(Saved data entries)
++++

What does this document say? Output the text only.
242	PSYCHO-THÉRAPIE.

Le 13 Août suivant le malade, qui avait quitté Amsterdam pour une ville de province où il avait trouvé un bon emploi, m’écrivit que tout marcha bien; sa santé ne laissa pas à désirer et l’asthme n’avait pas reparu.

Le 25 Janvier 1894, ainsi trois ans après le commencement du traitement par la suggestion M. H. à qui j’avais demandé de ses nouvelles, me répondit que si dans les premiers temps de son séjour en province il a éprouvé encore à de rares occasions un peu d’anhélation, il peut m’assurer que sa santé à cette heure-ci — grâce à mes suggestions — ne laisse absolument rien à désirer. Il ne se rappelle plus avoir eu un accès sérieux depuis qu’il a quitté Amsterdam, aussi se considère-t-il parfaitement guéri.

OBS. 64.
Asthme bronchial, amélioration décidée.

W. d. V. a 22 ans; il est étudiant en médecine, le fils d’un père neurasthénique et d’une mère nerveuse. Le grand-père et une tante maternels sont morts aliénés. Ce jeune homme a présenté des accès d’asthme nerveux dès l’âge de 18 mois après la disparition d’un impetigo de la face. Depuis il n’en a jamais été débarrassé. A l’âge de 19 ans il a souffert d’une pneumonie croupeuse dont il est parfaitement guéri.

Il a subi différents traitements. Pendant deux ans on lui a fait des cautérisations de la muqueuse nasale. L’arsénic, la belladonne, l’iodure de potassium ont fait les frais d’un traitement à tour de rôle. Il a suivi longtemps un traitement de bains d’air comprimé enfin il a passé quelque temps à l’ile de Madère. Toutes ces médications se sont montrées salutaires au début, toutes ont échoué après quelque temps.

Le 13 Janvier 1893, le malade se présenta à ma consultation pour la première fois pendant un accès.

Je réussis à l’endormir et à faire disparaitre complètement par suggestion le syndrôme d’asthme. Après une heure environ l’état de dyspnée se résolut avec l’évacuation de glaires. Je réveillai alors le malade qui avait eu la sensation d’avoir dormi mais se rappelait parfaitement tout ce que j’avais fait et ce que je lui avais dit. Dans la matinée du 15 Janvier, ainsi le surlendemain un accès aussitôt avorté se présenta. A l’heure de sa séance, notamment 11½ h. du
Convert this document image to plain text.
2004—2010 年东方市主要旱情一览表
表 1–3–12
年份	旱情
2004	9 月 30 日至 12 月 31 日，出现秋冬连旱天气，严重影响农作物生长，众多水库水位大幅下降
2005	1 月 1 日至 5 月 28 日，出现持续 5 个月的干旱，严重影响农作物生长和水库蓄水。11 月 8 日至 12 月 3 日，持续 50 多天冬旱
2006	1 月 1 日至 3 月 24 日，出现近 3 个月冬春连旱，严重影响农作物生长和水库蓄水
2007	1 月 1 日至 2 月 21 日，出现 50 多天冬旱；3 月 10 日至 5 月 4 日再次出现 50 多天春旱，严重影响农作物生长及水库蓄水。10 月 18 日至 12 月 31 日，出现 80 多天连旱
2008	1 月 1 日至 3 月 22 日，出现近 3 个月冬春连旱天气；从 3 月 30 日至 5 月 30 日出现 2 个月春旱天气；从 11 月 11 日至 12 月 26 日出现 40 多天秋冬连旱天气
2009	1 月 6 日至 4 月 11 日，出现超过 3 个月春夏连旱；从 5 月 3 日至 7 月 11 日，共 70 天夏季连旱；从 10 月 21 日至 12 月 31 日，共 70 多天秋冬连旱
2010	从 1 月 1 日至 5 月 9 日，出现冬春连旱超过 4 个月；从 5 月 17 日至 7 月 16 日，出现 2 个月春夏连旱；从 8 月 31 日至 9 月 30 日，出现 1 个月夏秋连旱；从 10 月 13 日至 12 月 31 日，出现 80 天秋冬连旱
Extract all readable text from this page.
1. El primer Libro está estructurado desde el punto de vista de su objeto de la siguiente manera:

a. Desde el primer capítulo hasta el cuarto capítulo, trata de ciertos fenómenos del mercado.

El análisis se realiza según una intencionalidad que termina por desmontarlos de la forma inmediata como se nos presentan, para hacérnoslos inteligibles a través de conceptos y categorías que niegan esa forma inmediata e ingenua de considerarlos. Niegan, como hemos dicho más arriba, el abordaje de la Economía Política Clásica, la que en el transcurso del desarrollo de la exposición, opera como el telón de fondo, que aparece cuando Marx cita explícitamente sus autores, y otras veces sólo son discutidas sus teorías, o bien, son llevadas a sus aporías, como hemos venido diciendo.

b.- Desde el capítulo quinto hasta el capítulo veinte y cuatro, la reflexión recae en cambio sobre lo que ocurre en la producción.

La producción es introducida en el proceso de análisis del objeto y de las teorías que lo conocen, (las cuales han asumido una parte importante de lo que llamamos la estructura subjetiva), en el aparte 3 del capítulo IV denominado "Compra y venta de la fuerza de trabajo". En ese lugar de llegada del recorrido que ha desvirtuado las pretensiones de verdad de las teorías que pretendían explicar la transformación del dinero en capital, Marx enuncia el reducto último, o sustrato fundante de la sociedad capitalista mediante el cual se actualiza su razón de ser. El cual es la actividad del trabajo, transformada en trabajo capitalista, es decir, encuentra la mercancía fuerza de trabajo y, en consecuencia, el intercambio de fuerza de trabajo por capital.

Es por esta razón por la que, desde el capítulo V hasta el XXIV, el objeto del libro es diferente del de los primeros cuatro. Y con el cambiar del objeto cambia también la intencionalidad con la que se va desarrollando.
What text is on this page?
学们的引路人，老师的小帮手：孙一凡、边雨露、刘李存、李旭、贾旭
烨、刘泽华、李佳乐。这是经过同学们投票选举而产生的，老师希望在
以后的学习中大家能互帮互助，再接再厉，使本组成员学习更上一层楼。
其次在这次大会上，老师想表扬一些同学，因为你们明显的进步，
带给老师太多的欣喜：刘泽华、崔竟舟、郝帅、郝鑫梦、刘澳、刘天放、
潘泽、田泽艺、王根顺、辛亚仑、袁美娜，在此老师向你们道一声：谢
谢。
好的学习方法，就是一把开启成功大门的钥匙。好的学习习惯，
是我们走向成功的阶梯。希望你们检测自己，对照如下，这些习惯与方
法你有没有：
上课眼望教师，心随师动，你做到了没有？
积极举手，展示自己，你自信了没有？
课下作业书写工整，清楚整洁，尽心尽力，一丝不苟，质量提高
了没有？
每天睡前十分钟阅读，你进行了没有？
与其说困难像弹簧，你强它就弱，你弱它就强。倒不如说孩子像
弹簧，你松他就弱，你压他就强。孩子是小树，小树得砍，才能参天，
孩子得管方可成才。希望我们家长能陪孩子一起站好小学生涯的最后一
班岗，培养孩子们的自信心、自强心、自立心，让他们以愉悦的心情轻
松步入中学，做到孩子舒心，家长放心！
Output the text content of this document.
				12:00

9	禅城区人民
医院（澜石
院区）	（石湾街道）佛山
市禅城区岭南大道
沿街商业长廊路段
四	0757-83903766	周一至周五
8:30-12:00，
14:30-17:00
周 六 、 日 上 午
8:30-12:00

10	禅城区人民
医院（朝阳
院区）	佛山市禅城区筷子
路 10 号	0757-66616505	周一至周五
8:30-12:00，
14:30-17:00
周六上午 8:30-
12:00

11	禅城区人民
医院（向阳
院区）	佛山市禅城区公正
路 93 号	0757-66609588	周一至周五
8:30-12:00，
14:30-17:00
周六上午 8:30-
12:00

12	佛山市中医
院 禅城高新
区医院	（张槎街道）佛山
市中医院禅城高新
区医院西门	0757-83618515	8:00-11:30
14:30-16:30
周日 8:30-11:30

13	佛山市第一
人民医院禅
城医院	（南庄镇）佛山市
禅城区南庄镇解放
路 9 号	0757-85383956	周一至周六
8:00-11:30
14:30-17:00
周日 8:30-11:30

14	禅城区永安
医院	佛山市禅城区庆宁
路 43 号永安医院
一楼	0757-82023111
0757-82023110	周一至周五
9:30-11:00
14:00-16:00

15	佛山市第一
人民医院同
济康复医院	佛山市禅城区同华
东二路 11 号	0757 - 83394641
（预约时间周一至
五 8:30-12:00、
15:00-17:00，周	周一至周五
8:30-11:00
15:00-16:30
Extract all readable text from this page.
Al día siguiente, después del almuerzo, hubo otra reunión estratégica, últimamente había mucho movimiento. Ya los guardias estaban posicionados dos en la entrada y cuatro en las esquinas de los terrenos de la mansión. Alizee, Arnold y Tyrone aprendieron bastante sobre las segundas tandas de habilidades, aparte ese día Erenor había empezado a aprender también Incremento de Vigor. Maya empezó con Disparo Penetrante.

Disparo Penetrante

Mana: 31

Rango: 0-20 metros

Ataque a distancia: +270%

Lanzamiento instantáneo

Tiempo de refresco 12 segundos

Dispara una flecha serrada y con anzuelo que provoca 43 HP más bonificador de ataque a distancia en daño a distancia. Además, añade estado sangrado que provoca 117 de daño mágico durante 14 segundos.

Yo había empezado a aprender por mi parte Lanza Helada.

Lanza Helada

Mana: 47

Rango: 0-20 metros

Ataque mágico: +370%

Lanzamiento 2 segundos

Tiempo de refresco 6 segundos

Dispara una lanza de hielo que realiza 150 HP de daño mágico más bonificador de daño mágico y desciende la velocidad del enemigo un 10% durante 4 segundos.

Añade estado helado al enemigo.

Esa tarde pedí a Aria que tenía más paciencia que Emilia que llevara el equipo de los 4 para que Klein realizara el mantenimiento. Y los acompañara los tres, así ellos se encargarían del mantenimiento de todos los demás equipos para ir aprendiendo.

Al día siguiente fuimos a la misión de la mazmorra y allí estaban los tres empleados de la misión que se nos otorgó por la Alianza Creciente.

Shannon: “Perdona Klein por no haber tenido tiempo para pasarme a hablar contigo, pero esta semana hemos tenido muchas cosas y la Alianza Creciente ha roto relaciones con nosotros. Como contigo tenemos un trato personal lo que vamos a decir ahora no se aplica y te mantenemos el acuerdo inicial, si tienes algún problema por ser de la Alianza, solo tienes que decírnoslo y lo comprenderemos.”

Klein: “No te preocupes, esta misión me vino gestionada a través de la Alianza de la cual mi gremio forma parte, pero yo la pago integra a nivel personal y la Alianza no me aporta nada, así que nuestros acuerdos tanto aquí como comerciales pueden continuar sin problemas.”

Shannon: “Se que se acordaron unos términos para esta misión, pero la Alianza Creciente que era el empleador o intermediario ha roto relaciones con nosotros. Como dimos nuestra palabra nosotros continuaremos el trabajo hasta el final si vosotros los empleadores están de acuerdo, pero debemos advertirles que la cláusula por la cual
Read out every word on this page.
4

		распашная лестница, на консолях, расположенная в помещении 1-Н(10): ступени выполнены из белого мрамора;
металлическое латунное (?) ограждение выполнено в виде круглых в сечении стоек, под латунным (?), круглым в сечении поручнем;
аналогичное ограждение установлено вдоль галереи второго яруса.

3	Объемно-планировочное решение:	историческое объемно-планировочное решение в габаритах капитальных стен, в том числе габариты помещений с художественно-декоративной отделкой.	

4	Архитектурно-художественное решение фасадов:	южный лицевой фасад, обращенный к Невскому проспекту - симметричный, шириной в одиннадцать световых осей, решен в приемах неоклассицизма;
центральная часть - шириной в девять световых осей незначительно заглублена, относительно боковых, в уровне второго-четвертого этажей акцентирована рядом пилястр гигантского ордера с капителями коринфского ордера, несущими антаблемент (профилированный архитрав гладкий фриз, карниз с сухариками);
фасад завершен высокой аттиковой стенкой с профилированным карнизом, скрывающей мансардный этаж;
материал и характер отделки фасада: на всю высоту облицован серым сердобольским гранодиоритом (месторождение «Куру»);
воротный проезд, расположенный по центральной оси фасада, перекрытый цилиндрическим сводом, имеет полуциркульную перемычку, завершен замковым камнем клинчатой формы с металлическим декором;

++++

In the records above, find each line with the word "Penetrante" and copy it.

Al día siguiente, después del almuerzo, hubo otra reunión estratégica, últimamente había mucho movimiento. Ya los guardias estaban posicionados dos en la entrada y cuatro en las esquinas de los terrenos de la mansión. Alizee, Arnold y Tyrone aprendieron bastante sobre las segundas tandas de habilidades, aparte ese día Erenor había empezado a aprender también Incremento de Vigor. Maya empezó con Disparo Penetrante.
Disparo Penetrante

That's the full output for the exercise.